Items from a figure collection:

((

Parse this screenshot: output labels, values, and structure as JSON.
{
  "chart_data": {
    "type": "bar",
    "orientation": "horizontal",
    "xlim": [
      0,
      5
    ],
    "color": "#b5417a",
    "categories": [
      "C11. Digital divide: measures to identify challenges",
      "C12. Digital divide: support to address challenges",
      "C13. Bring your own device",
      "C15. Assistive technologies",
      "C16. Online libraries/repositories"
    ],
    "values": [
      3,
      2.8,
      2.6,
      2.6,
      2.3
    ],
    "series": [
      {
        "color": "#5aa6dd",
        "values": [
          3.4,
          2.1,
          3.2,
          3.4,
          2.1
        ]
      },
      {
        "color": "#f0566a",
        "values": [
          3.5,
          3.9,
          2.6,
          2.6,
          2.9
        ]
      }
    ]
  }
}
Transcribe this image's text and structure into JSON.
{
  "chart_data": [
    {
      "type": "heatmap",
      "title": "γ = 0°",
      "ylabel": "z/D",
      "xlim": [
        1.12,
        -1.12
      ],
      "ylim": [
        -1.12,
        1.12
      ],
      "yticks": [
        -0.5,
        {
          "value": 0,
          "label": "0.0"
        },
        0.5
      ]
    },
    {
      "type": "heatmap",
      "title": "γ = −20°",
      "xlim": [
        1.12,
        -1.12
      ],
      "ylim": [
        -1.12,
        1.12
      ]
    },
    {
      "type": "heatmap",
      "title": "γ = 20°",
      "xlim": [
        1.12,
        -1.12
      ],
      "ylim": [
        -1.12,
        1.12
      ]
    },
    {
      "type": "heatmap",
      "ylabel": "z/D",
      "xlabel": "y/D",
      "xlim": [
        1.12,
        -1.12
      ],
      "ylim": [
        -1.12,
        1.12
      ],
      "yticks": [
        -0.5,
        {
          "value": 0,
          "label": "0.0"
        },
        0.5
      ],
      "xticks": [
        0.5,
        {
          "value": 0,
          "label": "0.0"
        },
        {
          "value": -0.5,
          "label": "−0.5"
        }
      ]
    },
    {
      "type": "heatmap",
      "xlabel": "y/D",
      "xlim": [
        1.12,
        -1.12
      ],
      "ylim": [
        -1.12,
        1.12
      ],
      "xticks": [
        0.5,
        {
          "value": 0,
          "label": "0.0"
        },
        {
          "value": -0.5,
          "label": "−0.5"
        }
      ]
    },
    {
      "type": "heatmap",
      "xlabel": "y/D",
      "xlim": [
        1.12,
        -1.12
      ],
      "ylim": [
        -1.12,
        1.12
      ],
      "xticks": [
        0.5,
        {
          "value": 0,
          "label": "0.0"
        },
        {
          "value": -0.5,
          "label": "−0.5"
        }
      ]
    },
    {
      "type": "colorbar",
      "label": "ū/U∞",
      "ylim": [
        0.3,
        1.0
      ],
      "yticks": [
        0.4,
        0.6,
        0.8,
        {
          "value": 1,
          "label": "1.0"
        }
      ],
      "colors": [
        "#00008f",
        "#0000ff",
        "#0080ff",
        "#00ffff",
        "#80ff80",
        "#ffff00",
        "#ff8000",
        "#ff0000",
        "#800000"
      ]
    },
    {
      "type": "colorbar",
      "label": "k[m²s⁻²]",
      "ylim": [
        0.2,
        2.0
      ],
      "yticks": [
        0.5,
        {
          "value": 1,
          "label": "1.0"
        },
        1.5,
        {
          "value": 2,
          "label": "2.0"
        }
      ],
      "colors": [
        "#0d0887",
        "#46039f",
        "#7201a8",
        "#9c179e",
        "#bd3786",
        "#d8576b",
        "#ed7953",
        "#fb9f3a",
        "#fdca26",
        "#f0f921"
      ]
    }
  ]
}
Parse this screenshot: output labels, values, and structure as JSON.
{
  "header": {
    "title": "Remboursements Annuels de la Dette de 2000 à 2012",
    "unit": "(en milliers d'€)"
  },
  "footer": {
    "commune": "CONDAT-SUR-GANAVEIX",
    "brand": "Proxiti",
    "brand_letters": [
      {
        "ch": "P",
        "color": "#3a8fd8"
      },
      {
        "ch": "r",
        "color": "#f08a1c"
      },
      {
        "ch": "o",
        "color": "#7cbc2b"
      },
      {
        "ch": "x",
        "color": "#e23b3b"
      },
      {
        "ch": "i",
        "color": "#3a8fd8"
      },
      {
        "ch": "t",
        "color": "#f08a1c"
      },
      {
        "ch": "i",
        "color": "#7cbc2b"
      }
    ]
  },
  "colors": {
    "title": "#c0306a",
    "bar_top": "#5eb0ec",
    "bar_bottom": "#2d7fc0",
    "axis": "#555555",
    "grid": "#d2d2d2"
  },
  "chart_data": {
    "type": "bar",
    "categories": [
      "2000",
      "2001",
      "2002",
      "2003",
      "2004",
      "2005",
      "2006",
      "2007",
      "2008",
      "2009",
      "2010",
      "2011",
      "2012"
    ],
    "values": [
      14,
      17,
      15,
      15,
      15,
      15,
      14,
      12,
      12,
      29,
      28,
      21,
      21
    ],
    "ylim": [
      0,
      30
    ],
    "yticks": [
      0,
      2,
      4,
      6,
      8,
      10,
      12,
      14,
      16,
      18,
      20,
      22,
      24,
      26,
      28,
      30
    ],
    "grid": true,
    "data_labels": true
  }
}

))

◆ Directive ◆
Pick out all lines from the data above in which the word "divide" appears.

◆ Answer for the task ◆
      "C11. Digital divide: measures to identify challenges",
      "C12. Digital divide: support to address challenges",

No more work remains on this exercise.